**Data excerpts**
# # # # # # #
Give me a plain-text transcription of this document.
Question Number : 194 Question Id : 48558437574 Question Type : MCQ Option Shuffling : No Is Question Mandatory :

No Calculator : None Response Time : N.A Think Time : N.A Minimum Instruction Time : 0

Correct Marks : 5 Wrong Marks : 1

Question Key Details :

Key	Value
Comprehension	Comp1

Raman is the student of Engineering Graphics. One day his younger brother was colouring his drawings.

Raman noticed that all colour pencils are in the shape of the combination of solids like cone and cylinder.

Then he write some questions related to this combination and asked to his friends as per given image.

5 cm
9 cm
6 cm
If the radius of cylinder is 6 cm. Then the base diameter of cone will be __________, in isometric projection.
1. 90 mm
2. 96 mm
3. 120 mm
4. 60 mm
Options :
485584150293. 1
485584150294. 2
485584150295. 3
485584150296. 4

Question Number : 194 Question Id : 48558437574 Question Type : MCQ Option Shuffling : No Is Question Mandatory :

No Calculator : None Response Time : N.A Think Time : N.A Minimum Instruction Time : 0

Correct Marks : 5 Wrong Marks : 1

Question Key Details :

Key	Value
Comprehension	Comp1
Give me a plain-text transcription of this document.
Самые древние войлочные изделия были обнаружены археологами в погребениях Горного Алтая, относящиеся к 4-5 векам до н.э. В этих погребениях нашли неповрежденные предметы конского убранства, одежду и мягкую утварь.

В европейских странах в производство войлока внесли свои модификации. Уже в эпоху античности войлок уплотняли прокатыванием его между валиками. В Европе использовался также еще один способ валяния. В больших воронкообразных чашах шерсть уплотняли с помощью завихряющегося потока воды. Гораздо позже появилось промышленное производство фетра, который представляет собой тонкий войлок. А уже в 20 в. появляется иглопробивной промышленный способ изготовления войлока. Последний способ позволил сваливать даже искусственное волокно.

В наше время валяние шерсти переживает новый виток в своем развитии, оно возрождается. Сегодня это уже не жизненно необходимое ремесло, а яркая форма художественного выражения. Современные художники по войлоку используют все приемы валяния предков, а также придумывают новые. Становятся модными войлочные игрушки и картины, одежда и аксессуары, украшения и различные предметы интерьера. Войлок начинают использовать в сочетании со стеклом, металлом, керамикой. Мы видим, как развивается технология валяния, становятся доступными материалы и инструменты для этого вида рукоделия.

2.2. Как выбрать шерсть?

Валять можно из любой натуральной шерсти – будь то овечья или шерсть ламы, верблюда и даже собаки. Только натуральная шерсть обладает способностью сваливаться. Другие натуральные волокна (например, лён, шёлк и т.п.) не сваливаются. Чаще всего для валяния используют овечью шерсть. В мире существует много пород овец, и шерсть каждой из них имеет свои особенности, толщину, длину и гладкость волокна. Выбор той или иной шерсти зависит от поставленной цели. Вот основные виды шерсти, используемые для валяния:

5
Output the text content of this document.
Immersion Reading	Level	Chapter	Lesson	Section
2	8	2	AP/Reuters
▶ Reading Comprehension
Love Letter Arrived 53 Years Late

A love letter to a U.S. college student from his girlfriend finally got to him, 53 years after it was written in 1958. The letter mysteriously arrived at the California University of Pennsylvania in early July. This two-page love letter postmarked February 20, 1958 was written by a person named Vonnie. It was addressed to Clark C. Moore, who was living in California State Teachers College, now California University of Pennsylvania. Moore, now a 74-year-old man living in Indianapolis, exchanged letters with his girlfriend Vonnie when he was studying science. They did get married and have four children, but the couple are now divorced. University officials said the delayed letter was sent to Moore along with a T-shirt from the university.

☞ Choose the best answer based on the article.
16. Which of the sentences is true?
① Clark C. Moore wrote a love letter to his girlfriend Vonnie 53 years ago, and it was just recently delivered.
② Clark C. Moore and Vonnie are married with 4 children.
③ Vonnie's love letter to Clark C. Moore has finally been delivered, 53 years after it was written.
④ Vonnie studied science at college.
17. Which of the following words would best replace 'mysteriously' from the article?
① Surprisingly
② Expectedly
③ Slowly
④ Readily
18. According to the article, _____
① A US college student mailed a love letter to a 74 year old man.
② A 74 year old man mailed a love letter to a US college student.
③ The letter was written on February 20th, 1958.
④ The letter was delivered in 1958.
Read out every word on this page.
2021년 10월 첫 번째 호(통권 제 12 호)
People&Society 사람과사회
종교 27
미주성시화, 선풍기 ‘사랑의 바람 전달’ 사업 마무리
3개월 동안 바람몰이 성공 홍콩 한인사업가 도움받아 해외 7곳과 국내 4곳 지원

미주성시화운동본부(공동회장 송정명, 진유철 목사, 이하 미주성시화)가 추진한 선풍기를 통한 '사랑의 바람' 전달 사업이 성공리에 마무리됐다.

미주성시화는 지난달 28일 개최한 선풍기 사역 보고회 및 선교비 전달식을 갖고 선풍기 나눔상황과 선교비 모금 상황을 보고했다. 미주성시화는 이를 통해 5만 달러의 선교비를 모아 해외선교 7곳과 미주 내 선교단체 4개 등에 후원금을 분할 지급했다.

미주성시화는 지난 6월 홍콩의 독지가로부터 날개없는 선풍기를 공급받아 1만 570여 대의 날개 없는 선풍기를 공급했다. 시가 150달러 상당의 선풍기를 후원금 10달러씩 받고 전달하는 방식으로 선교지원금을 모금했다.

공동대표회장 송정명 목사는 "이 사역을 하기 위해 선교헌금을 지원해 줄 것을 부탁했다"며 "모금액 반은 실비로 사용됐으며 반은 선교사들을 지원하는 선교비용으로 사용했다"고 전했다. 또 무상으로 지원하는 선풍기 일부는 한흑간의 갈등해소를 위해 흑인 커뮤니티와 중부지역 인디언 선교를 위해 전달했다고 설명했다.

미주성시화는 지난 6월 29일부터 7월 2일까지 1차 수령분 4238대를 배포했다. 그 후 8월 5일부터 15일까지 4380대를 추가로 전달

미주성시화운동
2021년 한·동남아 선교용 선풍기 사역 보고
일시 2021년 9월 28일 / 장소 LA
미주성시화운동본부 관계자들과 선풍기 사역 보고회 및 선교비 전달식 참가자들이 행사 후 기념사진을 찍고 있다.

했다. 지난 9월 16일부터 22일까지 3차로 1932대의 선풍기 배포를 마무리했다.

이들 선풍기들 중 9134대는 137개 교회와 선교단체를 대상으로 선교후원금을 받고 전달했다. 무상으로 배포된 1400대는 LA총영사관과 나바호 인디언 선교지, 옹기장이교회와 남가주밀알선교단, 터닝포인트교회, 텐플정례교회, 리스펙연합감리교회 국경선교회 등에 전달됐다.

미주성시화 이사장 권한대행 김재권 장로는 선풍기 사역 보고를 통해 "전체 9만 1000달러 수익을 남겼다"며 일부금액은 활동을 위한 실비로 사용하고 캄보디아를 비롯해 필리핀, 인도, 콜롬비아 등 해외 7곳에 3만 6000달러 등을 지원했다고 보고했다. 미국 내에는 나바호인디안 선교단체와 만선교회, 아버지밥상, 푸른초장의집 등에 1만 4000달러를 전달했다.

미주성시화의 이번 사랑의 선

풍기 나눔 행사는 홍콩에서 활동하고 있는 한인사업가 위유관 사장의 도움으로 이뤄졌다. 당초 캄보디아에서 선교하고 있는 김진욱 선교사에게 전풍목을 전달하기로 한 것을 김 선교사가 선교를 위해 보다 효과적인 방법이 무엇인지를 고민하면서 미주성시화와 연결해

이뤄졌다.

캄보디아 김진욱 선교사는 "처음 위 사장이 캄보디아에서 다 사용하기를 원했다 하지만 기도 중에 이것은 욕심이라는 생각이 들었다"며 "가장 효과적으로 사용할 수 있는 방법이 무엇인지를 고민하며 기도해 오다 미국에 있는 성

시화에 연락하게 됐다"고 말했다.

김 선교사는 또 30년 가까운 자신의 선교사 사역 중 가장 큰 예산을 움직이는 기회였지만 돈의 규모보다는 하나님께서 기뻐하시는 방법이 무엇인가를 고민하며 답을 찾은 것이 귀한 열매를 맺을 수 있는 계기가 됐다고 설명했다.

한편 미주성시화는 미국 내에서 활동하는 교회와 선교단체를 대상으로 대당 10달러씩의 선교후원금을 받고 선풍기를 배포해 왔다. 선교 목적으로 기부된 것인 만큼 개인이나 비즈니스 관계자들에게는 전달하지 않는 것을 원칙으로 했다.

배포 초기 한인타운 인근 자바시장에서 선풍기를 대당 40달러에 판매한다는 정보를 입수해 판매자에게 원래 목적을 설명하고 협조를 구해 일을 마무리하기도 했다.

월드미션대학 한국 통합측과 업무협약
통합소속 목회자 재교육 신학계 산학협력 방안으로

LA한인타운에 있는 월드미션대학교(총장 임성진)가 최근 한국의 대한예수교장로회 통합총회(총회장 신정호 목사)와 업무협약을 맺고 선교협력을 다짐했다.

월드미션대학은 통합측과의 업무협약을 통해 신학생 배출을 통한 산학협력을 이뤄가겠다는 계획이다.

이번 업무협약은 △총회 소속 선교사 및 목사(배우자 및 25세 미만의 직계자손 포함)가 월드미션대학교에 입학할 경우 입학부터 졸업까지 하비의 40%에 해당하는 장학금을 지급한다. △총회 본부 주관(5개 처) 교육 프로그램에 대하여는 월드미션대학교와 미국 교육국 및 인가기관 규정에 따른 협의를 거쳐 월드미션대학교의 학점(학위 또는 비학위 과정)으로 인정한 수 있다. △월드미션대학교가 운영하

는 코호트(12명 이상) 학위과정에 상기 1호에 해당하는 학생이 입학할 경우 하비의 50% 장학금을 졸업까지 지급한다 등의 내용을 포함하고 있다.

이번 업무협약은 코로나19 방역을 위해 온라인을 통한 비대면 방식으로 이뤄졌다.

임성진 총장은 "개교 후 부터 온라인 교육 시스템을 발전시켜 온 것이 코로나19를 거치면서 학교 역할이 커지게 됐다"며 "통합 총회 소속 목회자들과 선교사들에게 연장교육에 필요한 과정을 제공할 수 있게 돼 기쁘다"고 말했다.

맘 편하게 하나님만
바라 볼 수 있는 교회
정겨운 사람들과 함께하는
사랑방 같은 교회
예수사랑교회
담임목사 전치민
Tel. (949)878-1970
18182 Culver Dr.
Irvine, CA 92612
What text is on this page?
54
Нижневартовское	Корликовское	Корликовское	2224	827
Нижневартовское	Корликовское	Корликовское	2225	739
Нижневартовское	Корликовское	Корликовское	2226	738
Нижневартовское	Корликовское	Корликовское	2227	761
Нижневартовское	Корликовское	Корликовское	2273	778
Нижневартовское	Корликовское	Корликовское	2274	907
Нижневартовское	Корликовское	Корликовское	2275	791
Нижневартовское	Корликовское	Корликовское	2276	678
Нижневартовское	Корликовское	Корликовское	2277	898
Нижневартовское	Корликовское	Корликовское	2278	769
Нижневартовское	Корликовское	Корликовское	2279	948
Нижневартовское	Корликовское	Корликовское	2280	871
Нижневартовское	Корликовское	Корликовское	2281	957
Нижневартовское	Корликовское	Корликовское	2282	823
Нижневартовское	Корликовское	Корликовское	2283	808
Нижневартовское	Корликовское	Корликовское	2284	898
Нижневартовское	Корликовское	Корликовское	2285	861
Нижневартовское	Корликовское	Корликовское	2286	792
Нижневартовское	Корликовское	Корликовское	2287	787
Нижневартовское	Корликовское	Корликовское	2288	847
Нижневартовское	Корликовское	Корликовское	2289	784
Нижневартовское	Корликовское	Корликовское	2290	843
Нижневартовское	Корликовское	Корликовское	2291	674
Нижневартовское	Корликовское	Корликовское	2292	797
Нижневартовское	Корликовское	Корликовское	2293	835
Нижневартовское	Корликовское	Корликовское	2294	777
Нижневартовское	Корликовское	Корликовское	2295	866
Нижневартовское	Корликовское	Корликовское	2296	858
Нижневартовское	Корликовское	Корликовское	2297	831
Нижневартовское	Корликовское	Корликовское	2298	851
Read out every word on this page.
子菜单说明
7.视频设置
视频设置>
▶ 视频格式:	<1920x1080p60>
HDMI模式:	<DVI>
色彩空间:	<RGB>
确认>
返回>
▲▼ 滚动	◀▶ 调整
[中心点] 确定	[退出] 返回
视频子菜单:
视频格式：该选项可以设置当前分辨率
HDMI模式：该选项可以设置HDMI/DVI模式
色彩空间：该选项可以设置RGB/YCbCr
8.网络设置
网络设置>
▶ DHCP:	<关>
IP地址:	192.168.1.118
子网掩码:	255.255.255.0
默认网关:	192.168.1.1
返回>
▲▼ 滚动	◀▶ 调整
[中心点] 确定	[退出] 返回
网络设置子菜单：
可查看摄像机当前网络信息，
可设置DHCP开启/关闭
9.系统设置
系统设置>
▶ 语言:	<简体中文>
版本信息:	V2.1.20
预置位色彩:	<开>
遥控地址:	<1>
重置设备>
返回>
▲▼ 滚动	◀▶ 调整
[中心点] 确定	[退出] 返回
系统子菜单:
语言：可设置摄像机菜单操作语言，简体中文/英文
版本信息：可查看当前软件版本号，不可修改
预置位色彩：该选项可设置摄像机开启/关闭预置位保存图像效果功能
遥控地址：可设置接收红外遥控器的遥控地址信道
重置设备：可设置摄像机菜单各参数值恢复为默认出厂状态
# # # # # # #
**Aim**
Lines of the material that contain the word "지급한다" are to be gathered.

**Result for this exercise**
이번 업무협약은 △총회 소속 선교사 및 목사(배우자 및 25세 미만의 직계자손 포함)가 월드미션대학교에 입학할 경우 입학부터 졸업까지 하비의 40%에 해당하는 장학금을 지급한다. △총회 본부 주관(5개 처) 교육 프로그램에 대하여는 월드미션대학교와 미국 교육국 및 인가기관 규정에 따른 협의를 거쳐 월드미션대학교의 학점(학위 또는 비학위 과정)으로 인정한 수 있다. △월드미션대학교가 운영하
는 코호트(12명 이상) 학위과정에 상기 1호에 해당하는 학생이 입학할 경우 하비의 50% 장학금을 졸업까지 지급한다 등의 내용을 포함하고 있다.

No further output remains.